DATA ROWS:
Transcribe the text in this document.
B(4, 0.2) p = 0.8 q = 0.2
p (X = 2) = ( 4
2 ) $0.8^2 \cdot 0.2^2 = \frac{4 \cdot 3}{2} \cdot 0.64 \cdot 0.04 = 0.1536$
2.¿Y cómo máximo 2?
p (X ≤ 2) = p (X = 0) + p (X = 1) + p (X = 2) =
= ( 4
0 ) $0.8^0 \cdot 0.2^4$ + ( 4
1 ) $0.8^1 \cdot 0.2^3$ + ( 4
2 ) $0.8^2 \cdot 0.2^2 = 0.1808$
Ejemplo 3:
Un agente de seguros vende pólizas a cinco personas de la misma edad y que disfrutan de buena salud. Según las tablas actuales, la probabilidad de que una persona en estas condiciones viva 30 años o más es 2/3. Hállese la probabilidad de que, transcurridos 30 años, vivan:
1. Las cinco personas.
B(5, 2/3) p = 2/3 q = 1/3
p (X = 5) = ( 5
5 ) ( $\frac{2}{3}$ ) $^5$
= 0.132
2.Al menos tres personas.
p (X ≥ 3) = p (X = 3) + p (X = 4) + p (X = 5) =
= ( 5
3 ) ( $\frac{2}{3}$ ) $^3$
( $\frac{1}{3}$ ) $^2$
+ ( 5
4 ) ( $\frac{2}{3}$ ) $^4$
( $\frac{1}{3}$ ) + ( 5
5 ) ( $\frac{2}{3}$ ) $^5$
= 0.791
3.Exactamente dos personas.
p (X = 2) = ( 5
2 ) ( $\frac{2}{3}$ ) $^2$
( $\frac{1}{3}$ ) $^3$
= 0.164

TASK DESCRIPTION: Every line of the material must be returned exactly as it appears.

THE OUTPUT:
Transcribe the text in this document.
B(4, 0.2) p = 0.8 q = 0.2
p (X = 2) = ( 4
2 ) $0.8^2 \cdot 0.2^2 = \frac{4 \cdot 3}{2} \cdot 0.64 \cdot 0.04 = 0.1536$
2.¿Y cómo máximo 2?
p (X ≤ 2) = p (X = 0) + p (X = 1) + p (X = 2) =
= ( 4
0 ) $0.8^0 \cdot 0.2^4$ + ( 4
1 ) $0.8^1 \cdot 0.2^3$ + ( 4
2 ) $0.8^2 \cdot 0.2^2 = 0.1808$
Ejemplo 3:
Un agente de seguros vende pólizas a cinco personas de la misma edad y que disfrutan de buena salud. Según las tablas actuales, la probabilidad de que una persona en estas condiciones viva 30 años o más es 2/3. Hállese la probabilidad de que, transcurridos 30 años, vivan:
1. Las cinco personas.
B(5, 2/3) p = 2/3 q = 1/3
p (X = 5) = ( 5
5 ) ( $\frac{2}{3}$ ) $^5$
= 0.132
2.Al menos tres personas.
p (X ≥ 3) = p (X = 3) + p (X = 4) + p (X = 5) =
= ( 5
3 ) ( $\frac{2}{3}$ ) $^3$
( $\frac{1}{3}$ ) $^2$
+ ( 5
4 ) ( $\frac{2}{3}$ ) $^4$
( $\frac{1}{3}$ ) + ( 5
5 ) ( $\frac{2}{3}$ ) $^5$
= 0.791
3.Exactamente dos personas.
p (X = 2) = ( 5
2 ) ( $\frac{2}{3}$ ) $^2$
( $\frac{1}{3}$ ) $^3$
= 0.164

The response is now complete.